- _The exercise_
From the entries below, copy every line where the string "this" appears.

[Records from a collection of figures]
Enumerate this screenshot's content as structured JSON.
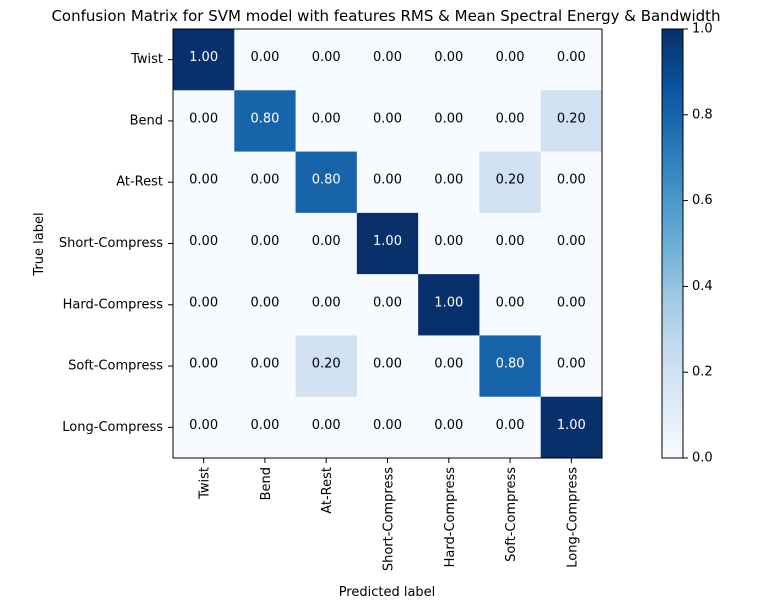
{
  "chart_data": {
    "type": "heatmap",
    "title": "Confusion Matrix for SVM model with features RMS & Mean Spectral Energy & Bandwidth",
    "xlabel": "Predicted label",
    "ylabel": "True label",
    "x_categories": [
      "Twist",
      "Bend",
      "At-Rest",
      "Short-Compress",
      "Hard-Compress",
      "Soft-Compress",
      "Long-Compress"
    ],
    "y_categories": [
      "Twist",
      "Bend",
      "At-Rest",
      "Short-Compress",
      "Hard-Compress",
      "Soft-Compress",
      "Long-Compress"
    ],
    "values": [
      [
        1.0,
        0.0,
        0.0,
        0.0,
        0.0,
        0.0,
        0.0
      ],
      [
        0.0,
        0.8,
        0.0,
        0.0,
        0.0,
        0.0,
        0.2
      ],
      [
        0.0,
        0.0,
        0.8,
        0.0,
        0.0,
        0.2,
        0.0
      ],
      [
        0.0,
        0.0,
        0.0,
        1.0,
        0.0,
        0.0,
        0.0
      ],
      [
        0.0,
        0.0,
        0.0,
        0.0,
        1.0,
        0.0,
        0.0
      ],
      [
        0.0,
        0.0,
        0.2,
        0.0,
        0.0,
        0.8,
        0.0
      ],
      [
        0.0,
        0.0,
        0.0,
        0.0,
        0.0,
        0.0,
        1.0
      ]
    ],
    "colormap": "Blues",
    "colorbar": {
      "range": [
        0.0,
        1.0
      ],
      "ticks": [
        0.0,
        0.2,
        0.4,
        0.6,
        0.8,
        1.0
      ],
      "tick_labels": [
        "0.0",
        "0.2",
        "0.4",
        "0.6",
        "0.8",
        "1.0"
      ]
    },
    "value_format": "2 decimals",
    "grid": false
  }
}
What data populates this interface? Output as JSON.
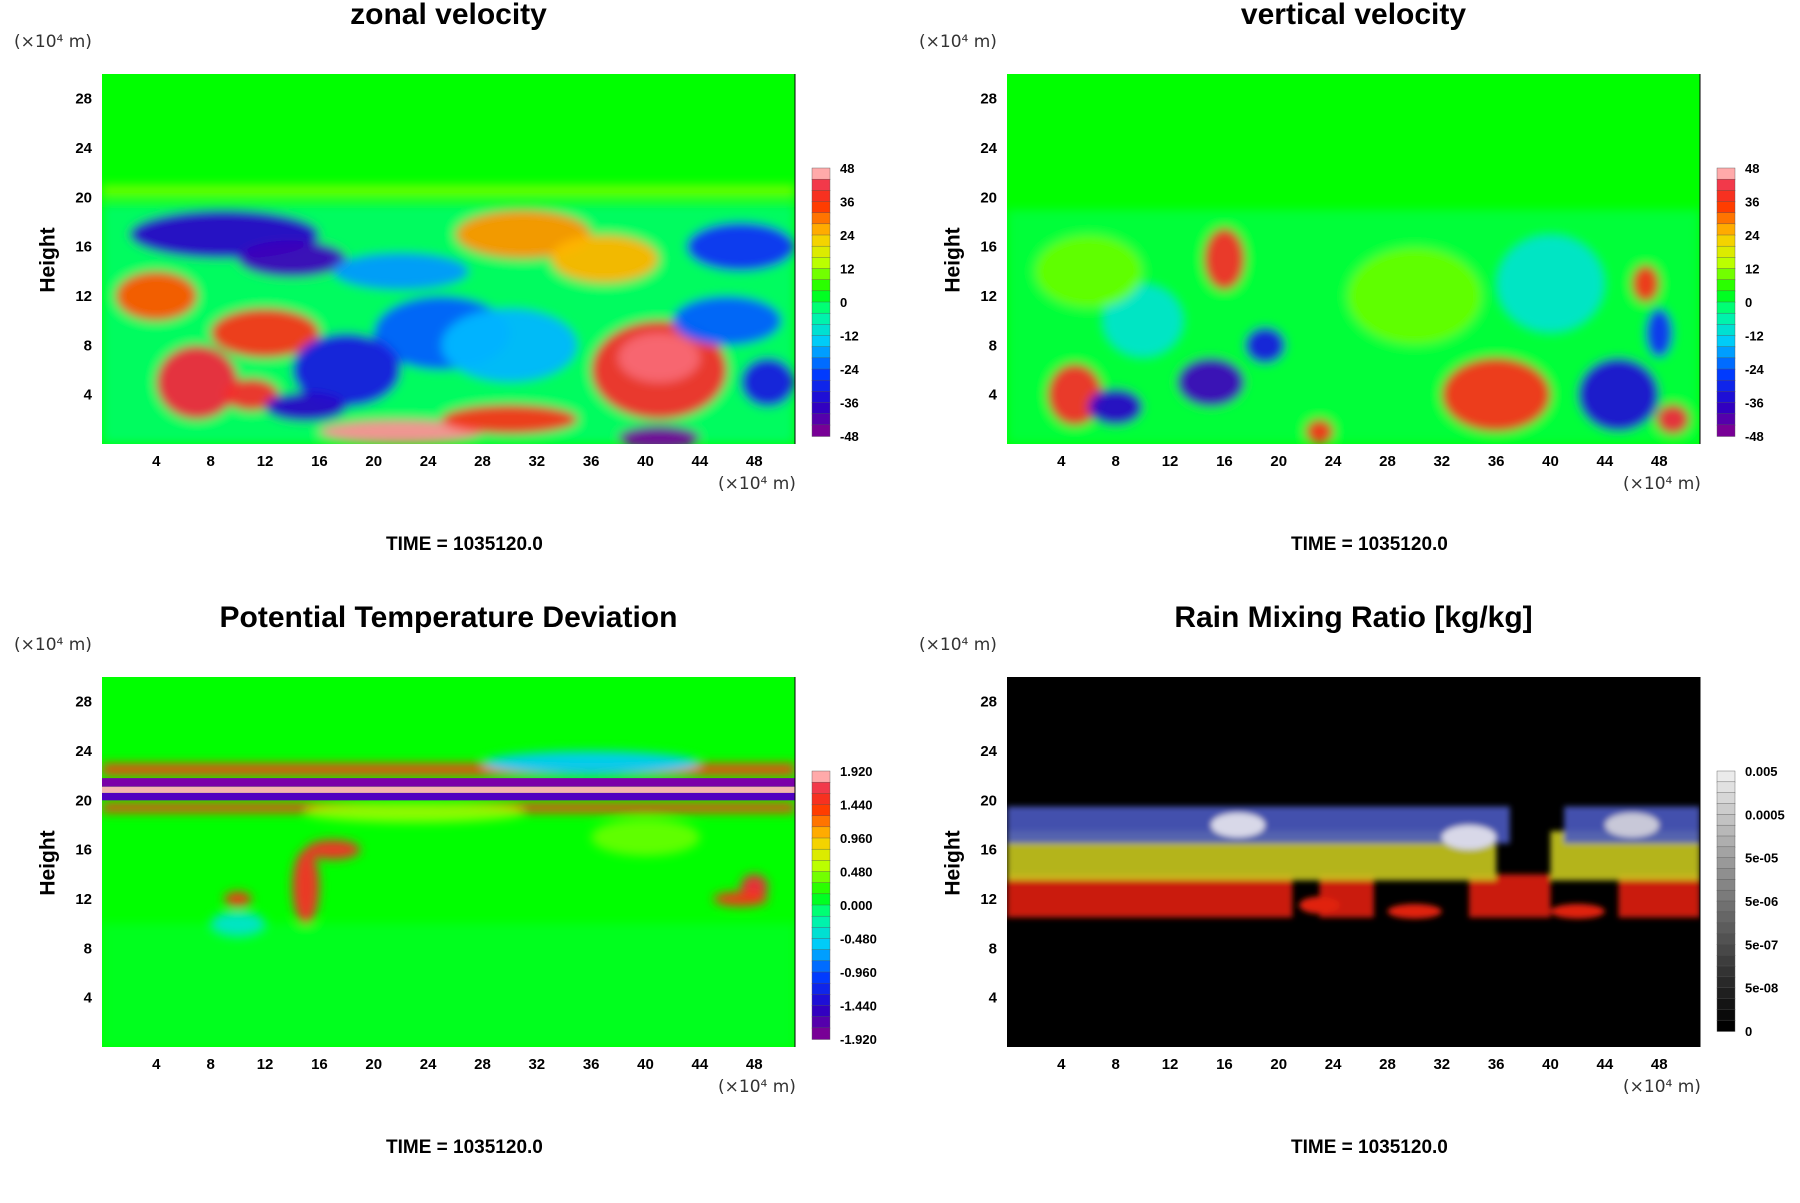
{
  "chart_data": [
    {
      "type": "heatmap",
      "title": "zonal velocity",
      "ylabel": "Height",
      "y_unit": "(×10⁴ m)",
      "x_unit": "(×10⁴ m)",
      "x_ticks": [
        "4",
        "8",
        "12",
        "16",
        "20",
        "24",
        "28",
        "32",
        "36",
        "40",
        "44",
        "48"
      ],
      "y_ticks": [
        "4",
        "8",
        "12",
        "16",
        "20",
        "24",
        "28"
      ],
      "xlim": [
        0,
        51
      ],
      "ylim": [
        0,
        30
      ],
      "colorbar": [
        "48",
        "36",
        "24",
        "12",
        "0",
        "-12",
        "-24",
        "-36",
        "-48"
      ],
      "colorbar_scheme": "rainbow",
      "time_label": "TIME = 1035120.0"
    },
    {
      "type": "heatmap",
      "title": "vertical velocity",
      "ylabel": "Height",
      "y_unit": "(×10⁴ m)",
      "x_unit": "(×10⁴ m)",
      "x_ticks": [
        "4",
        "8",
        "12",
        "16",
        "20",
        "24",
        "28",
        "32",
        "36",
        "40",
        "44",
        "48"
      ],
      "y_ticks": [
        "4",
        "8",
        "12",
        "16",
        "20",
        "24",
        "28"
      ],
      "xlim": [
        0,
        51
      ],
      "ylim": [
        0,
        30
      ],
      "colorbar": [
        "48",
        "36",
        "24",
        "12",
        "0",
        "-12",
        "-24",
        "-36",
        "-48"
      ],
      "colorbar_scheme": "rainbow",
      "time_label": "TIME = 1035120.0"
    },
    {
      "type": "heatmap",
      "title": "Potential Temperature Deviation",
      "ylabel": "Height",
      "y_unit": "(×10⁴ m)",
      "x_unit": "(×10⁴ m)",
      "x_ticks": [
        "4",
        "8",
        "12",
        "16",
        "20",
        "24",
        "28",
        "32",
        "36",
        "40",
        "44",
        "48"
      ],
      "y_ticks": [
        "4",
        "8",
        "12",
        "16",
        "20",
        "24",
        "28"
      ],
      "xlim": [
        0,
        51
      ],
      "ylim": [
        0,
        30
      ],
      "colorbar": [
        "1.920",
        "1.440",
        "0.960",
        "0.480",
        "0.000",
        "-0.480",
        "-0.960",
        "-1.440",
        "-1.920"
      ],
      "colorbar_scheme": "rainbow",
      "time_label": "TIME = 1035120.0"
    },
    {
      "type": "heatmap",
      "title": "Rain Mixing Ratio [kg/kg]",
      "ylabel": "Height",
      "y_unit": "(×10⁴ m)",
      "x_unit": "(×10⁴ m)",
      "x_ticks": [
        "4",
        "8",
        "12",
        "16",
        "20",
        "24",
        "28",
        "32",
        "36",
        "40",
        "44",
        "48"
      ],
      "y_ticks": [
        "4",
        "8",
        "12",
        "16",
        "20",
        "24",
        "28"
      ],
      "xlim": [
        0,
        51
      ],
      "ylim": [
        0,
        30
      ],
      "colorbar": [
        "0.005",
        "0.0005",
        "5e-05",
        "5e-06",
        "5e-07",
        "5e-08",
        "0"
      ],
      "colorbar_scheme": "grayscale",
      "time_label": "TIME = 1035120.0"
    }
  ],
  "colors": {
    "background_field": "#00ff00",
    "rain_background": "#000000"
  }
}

- _Task answer_
Enumerate this screenshot's content as structured JSON.
What data populates this interface? Output as JSON.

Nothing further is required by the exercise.